___ LISTING
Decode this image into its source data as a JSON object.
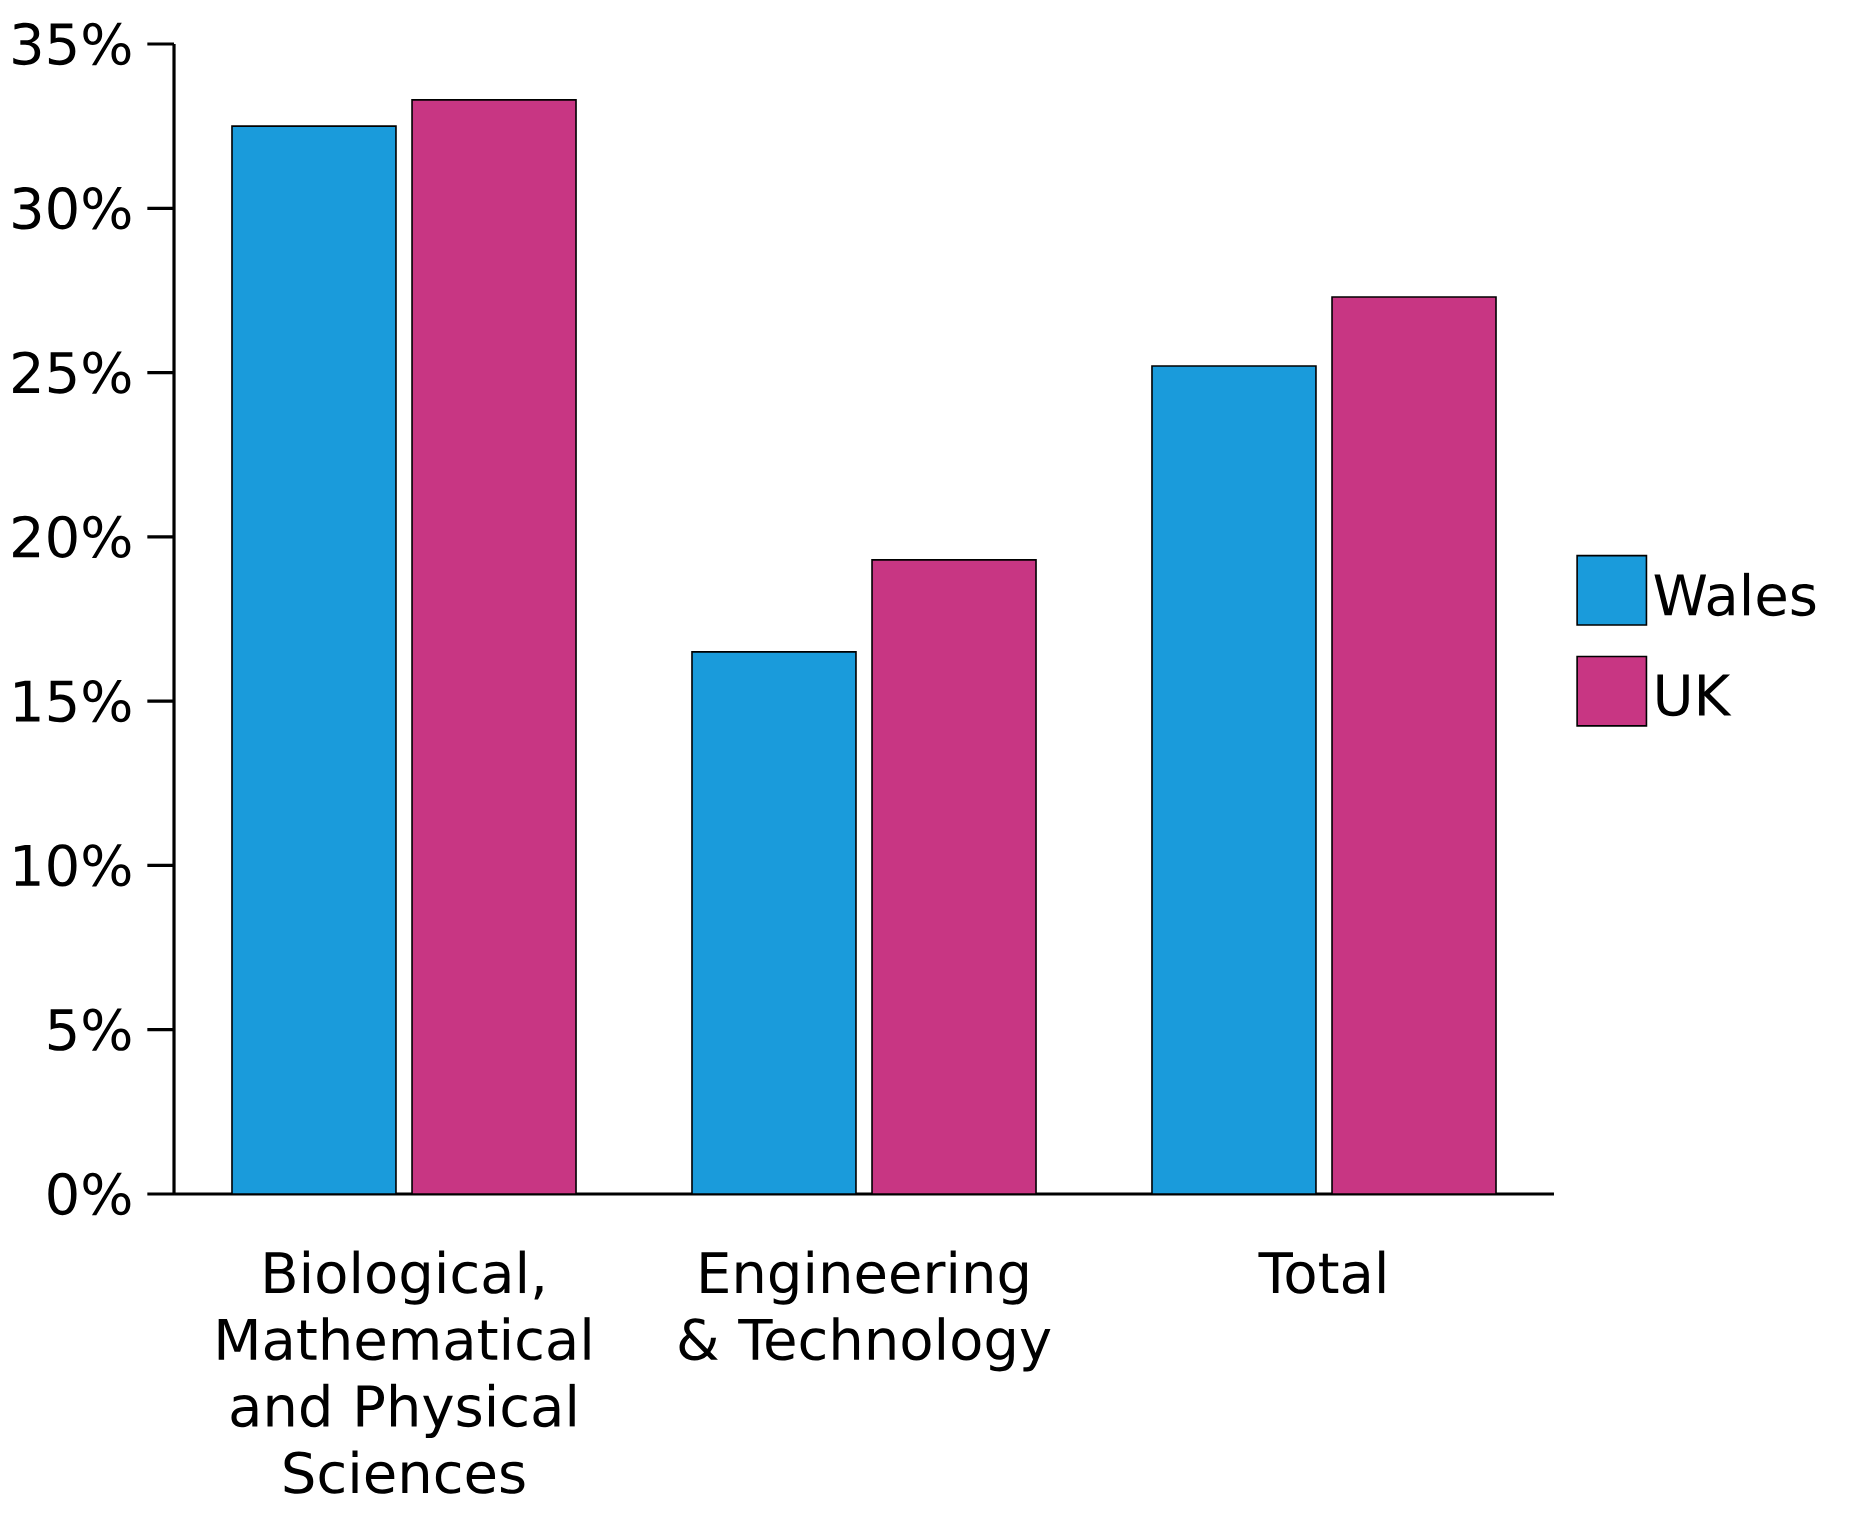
{
  "chart_data": {
    "type": "bar",
    "categories": [
      "Biological, Mathematical and Physical Sciences",
      "Engineering & Technology",
      "Total"
    ],
    "series": [
      {
        "name": "Wales",
        "color": "#1a9bdb",
        "values": [
          32.5,
          16.5,
          25.2
        ]
      },
      {
        "name": "UK",
        "color": "#c83683",
        "values": [
          33.3,
          19.3,
          27.3
        ]
      }
    ],
    "ylim": [
      0,
      35
    ],
    "yticks": [
      {
        "value": 0,
        "label": "0%"
      },
      {
        "value": 5,
        "label": "5%"
      },
      {
        "value": 10,
        "label": "10%"
      },
      {
        "value": 15,
        "label": "15%"
      },
      {
        "value": 20,
        "label": "20%"
      },
      {
        "value": 25,
        "label": "25%"
      },
      {
        "value": 30,
        "label": "30%"
      },
      {
        "value": 35,
        "label": "35%"
      }
    ],
    "grid": false,
    "legend": "right"
  }
}
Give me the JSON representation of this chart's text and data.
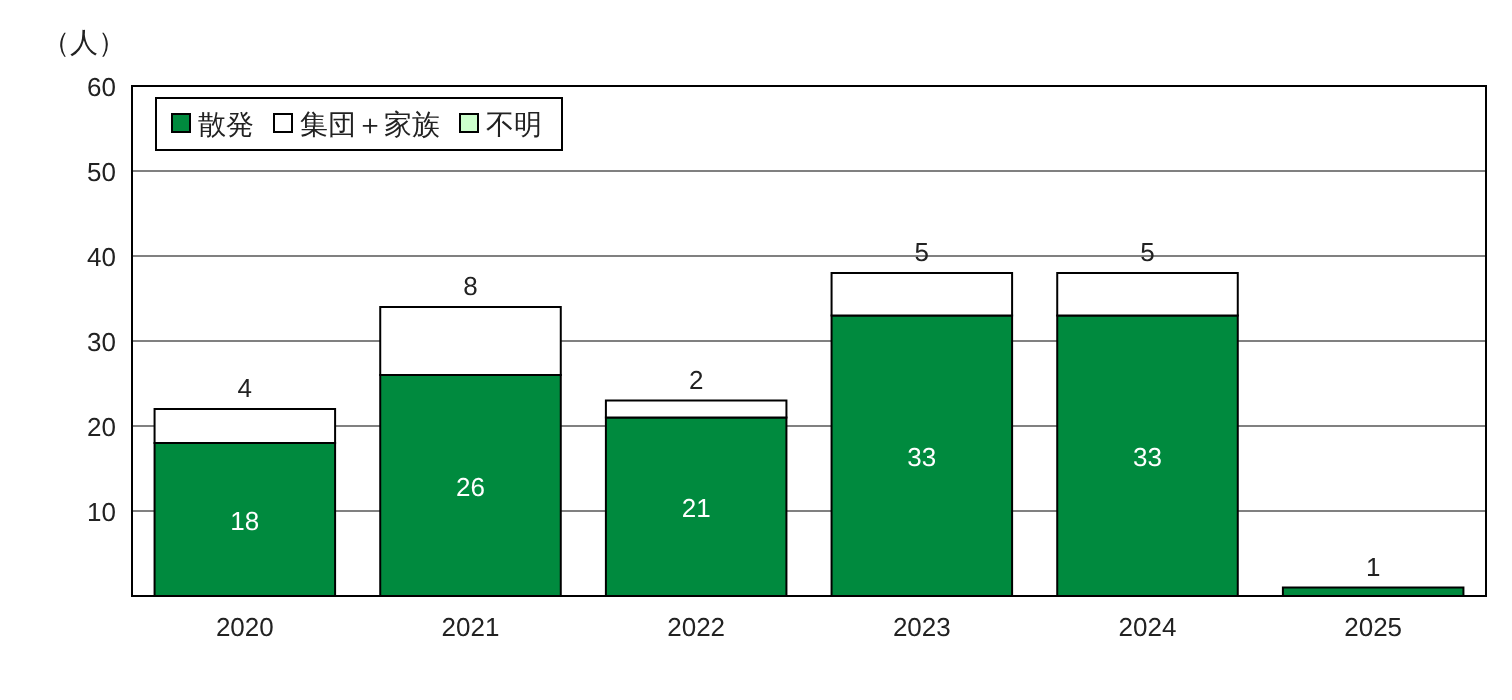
{
  "chart_data": {
    "type": "bar",
    "stacked": true,
    "ylabel": "（人）",
    "categories": [
      "2020",
      "2021",
      "2022",
      "2023",
      "2024",
      "2025"
    ],
    "series": [
      {
        "name": "散発",
        "color": "#008a3e",
        "values": [
          18,
          26,
          21,
          33,
          33,
          1
        ]
      },
      {
        "name": "集団＋家族",
        "color": "#ffffff",
        "values": [
          4,
          8,
          2,
          5,
          5,
          null
        ]
      },
      {
        "name": "不明",
        "color": "#ccffcc",
        "values": [
          null,
          null,
          null,
          null,
          null,
          null
        ]
      }
    ],
    "ylim": [
      0,
      60
    ],
    "yticks": [
      {
        "value": 0,
        "label": null
      },
      10,
      20,
      30,
      40,
      50,
      60
    ],
    "grid": "y",
    "legend": "top left",
    "data_labels": true
  }
}
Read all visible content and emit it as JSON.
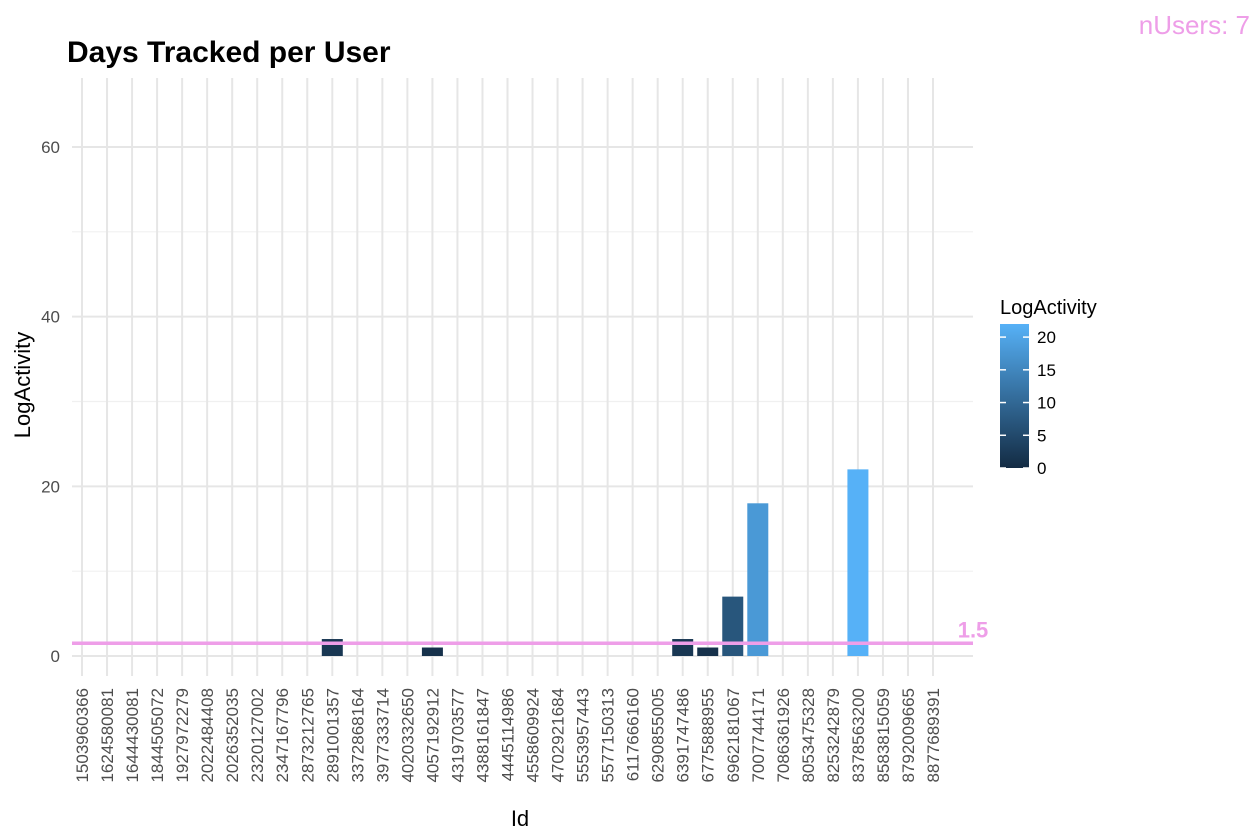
{
  "chart_data": {
    "type": "bar",
    "title": "Days Tracked per User",
    "xlabel": "Id",
    "ylabel": "LogActivity",
    "ylim": [
      -3,
      68
    ],
    "yticks": [
      0,
      20,
      40,
      60
    ],
    "grid": true,
    "categories": [
      "1503960366",
      "1624580081",
      "1644430081",
      "1844505072",
      "1927972279",
      "2022484408",
      "2026352035",
      "2320127002",
      "2347167796",
      "2873212765",
      "2891001357",
      "3372868164",
      "3977333714",
      "4020332650",
      "4057192912",
      "4319703577",
      "4388161847",
      "4445114986",
      "4558609924",
      "4702921684",
      "5553957443",
      "5577150313",
      "6117666160",
      "6290855005",
      "6391747486",
      "6775888955",
      "6962181067",
      "7007744171",
      "7086361926",
      "8053475328",
      "8253242879",
      "8378563200",
      "8583815059",
      "8792009665",
      "8877689391"
    ],
    "values": [
      0,
      0,
      0,
      0,
      0,
      0,
      0,
      0,
      0,
      0,
      2,
      0,
      0,
      0,
      1,
      0,
      0,
      0,
      0,
      0,
      0,
      0,
      0,
      0,
      2,
      1,
      7,
      18,
      0,
      0,
      0,
      22,
      0,
      0,
      0
    ],
    "legend": {
      "title": "LogActivity",
      "placement": "right",
      "ticks": [
        0,
        5,
        10,
        15,
        20
      ],
      "range": [
        0,
        22
      ],
      "colors": [
        "#132B43",
        "#56B1F7"
      ]
    },
    "reference_line": {
      "value": 1.5,
      "label": "1.5",
      "color": "#ee9ee8"
    },
    "annotation": {
      "text": "nUsers: 7",
      "color": "#ee9ee8"
    }
  }
}
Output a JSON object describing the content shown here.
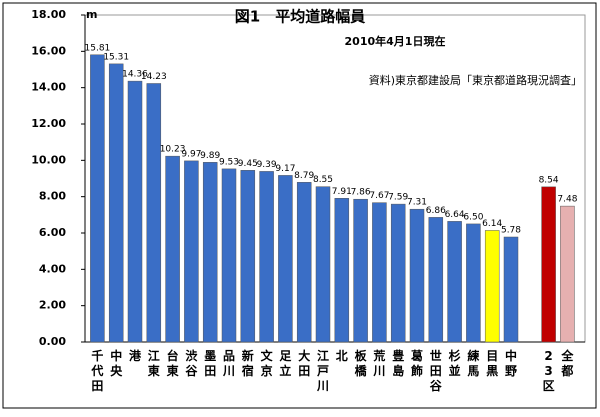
{
  "chart_data": {
    "type": "bar",
    "title": "図1　平均道路幅員",
    "subtitle": "2010年4月1日現在",
    "source": "資料)東京都建設局「東京都道路現況調査」",
    "y_unit": "m",
    "categories": [
      "千代田",
      "中央",
      "港",
      "江東",
      "台東",
      "渋谷",
      "墨田",
      "品川",
      "新宿",
      "文京",
      "足立",
      "大田",
      "江戸川",
      "北",
      "板橋",
      "荒川",
      "豊島",
      "葛飾",
      "世田谷",
      "杉並",
      "練馬",
      "目黒",
      "中野",
      null,
      "23区",
      "全都"
    ],
    "values": [
      15.81,
      15.31,
      14.36,
      14.23,
      10.23,
      9.97,
      9.89,
      9.53,
      9.45,
      9.39,
      9.17,
      8.79,
      8.55,
      7.91,
      7.86,
      7.67,
      7.59,
      7.31,
      6.86,
      6.64,
      6.5,
      6.14,
      5.78,
      null,
      8.54,
      7.48
    ],
    "value_labels": [
      "15.81",
      "15.31",
      "14.36",
      "14.23",
      "10.23",
      "9.97",
      "9.89",
      "9.53",
      "9.45",
      "9.39",
      "9.17",
      "8.79",
      "8.55",
      "7.91",
      "7.86",
      "7.67",
      "7.59",
      "7.31",
      "6.86",
      "6.64",
      "6.50",
      "6.14",
      "5.78",
      null,
      "8.54",
      "7.48"
    ],
    "colors": [
      "#3a6ec6",
      "#3a6ec6",
      "#3a6ec6",
      "#3a6ec6",
      "#3a6ec6",
      "#3a6ec6",
      "#3a6ec6",
      "#3a6ec6",
      "#3a6ec6",
      "#3a6ec6",
      "#3a6ec6",
      "#3a6ec6",
      "#3a6ec6",
      "#3a6ec6",
      "#3a6ec6",
      "#3a6ec6",
      "#3a6ec6",
      "#3a6ec6",
      "#3a6ec6",
      "#3a6ec6",
      "#3a6ec6",
      "#ffff00",
      "#3a6ec6",
      null,
      "#c00000",
      "#e6b0b0"
    ],
    "ylim": [
      0,
      18
    ],
    "yticks": [
      {
        "value": 0,
        "label": "0.00"
      },
      {
        "value": 2,
        "label": "2.00"
      },
      {
        "value": 4,
        "label": "4.00"
      },
      {
        "value": 6,
        "label": "6.00"
      },
      {
        "value": 8,
        "label": "8.00"
      },
      {
        "value": 10,
        "label": "10.00"
      },
      {
        "value": 12,
        "label": "12.00"
      },
      {
        "value": 14,
        "label": "14.00"
      },
      {
        "value": 16,
        "label": "16.00"
      },
      {
        "value": 18,
        "label": "18.00"
      }
    ],
    "grid": false
  }
}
______
WHAT IS EXPECTED
Of the lines in the material above, state how many contain the string "this"; give no other text.

PROBLEM SOLUTION
2